Work to be completed:
Output each line of the material exactly as it stands.

◇ ◇ ◇ ◇ ◇ ◇ ◇

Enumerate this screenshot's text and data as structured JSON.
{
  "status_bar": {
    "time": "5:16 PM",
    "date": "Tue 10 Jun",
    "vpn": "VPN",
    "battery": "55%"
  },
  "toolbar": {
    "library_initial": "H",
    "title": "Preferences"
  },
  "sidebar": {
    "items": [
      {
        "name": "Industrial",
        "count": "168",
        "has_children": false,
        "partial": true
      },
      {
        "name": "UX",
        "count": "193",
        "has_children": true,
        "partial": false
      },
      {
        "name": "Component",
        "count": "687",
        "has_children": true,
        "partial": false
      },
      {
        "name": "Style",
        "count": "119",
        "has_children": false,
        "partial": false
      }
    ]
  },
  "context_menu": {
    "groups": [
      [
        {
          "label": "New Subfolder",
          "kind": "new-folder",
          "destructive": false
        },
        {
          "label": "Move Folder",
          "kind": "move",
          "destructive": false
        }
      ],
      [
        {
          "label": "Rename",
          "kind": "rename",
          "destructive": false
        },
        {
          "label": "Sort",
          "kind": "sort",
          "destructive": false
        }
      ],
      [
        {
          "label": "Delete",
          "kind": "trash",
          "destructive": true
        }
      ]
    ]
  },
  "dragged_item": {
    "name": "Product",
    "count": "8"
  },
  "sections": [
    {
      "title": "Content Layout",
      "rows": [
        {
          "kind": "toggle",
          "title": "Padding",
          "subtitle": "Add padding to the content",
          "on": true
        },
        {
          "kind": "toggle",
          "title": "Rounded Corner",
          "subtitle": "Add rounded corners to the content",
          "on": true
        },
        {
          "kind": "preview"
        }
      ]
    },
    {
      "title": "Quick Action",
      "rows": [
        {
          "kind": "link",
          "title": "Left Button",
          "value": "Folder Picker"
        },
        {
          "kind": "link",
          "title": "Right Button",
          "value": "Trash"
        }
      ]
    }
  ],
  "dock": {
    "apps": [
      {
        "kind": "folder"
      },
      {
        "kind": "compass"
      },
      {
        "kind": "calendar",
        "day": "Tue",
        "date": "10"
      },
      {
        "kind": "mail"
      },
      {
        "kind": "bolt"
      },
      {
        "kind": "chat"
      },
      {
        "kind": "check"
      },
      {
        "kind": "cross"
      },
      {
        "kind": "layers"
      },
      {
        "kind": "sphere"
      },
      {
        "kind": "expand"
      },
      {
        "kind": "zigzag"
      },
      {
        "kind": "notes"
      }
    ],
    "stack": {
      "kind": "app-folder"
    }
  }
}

◇ ◇ ◇ ◇ ◇ ◇ ◇

Answer below:
Enumerate this screenshot's text and data as structured JSON.
{
  "status_bar": {
    "time": "5:16 PM",
    "date": "Tue 10 Jun",
    "vpn": "VPN",
    "battery": "55%"
  },
  "toolbar": {
    "library_initial": "H",
    "title": "Preferences"
  },
  "sidebar": {
    "items": [
      {
        "name": "Industrial",
        "count": "168",
        "has_children": false,
        "partial": true
      },
      {
        "name": "UX",
        "count": "193",
        "has_children": true,
        "partial": false
      },
      {
        "name": "Component",
        "count": "687",
        "has_children": true,
        "partial": false
      },
      {
        "name": "Style",
        "count": "119",
        "has_children": false,
        "partial": false
      }
    ]
  },
  "context_menu": {
    "groups": [
      [
        {
          "label": "New Subfolder",
          "kind": "new-folder",
          "destructive": false
        },
        {
          "label": "Move Folder",
          "kind": "move",
          "destructive": false
        }
      ],
      [
        {
          "label": "Rename",
          "kind": "rename",
          "destructive": false
        },
        {
          "label": "Sort",
          "kind": "sort",
          "destructive": false
        }
      ],
      [
        {
          "label": "Delete",
          "kind": "trash",
          "destructive": true
        }
      ]
    ]
  },
  "dragged_item": {
    "name": "Product",
    "count": "8"
  },
  "sections": [
    {
      "title": "Content Layout",
      "rows": [
        {
          "kind": "toggle",
          "title": "Padding",
          "subtitle": "Add padding to the content",
          "on": true
        },
        {
          "kind": "toggle",
          "title": "Rounded Corner",
          "subtitle": "Add rounded corners to the content",
          "on": true
        },
        {
          "kind": "preview"
        }
      ]
    },
    {
      "title": "Quick Action",
      "rows": [
        {
          "kind": "link",
          "title": "Left Button",
          "value": "Folder Picker"
        },
        {
          "kind": "link",
          "title": "Right Button",
          "value": "Trash"
        }
      ]
    }
  ],
  "dock": {
    "apps": [
      {
        "kind": "folder"
      },
      {
        "kind": "compass"
      },
      {
        "kind": "calendar",
        "day": "Tue",
        "date": "10"
      },
      {
        "kind": "mail"
      },
      {
        "kind": "bolt"
      },
      {
        "kind": "chat"
      },
      {
        "kind": "check"
      },
      {
        "kind": "cross"
      },
      {
        "kind": "layers"
      },
      {
        "kind": "sphere"
      },
      {
        "kind": "expand"
      },
      {
        "kind": "zigzag"
      },
      {
        "kind": "notes"
      }
    ],
    "stack": {
      "kind": "app-folder"
    }
  }
}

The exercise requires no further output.